*EXERCISE PROMPT*: All entries below are to be set down again, identical to the source.

*MATERIAL*:
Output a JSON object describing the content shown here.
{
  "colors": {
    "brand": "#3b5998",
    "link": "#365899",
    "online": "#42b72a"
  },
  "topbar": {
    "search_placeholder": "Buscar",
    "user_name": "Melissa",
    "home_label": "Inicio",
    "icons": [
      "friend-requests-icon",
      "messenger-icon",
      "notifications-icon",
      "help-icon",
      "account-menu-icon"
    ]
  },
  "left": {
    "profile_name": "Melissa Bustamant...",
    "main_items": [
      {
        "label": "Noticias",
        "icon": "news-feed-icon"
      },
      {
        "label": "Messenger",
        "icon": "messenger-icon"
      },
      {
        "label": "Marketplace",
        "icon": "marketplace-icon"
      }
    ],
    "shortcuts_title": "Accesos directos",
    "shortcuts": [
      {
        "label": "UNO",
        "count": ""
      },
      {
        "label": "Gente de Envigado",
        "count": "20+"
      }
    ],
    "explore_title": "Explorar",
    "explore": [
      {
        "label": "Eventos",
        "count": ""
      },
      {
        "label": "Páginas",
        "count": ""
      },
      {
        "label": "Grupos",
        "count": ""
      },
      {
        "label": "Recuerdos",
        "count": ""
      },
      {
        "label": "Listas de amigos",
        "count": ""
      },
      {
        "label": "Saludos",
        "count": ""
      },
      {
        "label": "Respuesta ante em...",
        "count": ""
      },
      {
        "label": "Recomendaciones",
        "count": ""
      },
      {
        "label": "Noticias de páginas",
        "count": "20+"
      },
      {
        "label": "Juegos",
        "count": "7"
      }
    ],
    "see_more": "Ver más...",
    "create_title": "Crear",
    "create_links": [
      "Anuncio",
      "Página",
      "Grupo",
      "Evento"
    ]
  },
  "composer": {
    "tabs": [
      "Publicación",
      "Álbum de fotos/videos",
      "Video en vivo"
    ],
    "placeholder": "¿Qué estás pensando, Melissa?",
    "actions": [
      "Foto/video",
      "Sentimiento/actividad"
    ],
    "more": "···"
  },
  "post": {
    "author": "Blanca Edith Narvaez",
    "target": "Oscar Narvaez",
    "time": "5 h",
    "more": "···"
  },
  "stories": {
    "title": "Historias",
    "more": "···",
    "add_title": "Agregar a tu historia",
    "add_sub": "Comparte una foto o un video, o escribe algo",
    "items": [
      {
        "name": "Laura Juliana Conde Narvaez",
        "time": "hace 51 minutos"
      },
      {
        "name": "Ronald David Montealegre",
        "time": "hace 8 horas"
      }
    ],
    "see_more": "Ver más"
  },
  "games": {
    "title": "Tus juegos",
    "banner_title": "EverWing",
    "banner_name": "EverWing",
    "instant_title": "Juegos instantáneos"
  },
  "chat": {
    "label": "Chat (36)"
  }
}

*RESULT*:
Output a JSON object describing the content shown here.
{
  "colors": {
    "brand": "#3b5998",
    "link": "#365899",
    "online": "#42b72a"
  },
  "topbar": {
    "search_placeholder": "Buscar",
    "user_name": "Melissa",
    "home_label": "Inicio",
    "icons": [
      "friend-requests-icon",
      "messenger-icon",
      "notifications-icon",
      "help-icon",
      "account-menu-icon"
    ]
  },
  "left": {
    "profile_name": "Melissa Bustamant...",
    "main_items": [
      {
        "label": "Noticias",
        "icon": "news-feed-icon"
      },
      {
        "label": "Messenger",
        "icon": "messenger-icon"
      },
      {
        "label": "Marketplace",
        "icon": "marketplace-icon"
      }
    ],
    "shortcuts_title": "Accesos directos",
    "shortcuts": [
      {
        "label": "UNO",
        "count": ""
      },
      {
        "label": "Gente de Envigado",
        "count": "20+"
      }
    ],
    "explore_title": "Explorar",
    "explore": [
      {
        "label": "Eventos",
        "count": ""
      },
      {
        "label": "Páginas",
        "count": ""
      },
      {
        "label": "Grupos",
        "count": ""
      },
      {
        "label": "Recuerdos",
        "count": ""
      },
      {
        "label": "Listas de amigos",
        "count": ""
      },
      {
        "label": "Saludos",
        "count": ""
      },
      {
        "label": "Respuesta ante em...",
        "count": ""
      },
      {
        "label": "Recomendaciones",
        "count": ""
      },
      {
        "label": "Noticias de páginas",
        "count": "20+"
      },
      {
        "label": "Juegos",
        "count": "7"
      }
    ],
    "see_more": "Ver más...",
    "create_title": "Crear",
    "create_links": [
      "Anuncio",
      "Página",
      "Grupo",
      "Evento"
    ]
  },
  "composer": {
    "tabs": [
      "Publicación",
      "Álbum de fotos/videos",
      "Video en vivo"
    ],
    "placeholder": "¿Qué estás pensando, Melissa?",
    "actions": [
      "Foto/video",
      "Sentimiento/actividad"
    ],
    "more": "···"
  },
  "post": {
    "author": "Blanca Edith Narvaez",
    "target": "Oscar Narvaez",
    "time": "5 h",
    "more": "···"
  },
  "stories": {
    "title": "Historias",
    "more": "···",
    "add_title": "Agregar a tu historia",
    "add_sub": "Comparte una foto o un video, o escribe algo",
    "items": [
      {
        "name": "Laura Juliana Conde Narvaez",
        "time": "hace 51 minutos"
      },
      {
        "name": "Ronald David Montealegre",
        "time": "hace 8 horas"
      }
    ],
    "see_more": "Ver más"
  },
  "games": {
    "title": "Tus juegos",
    "banner_title": "EverWing",
    "banner_name": "EverWing",
    "instant_title": "Juegos instantáneos"
  },
  "chat": {
    "label": "Chat (36)"
  }
}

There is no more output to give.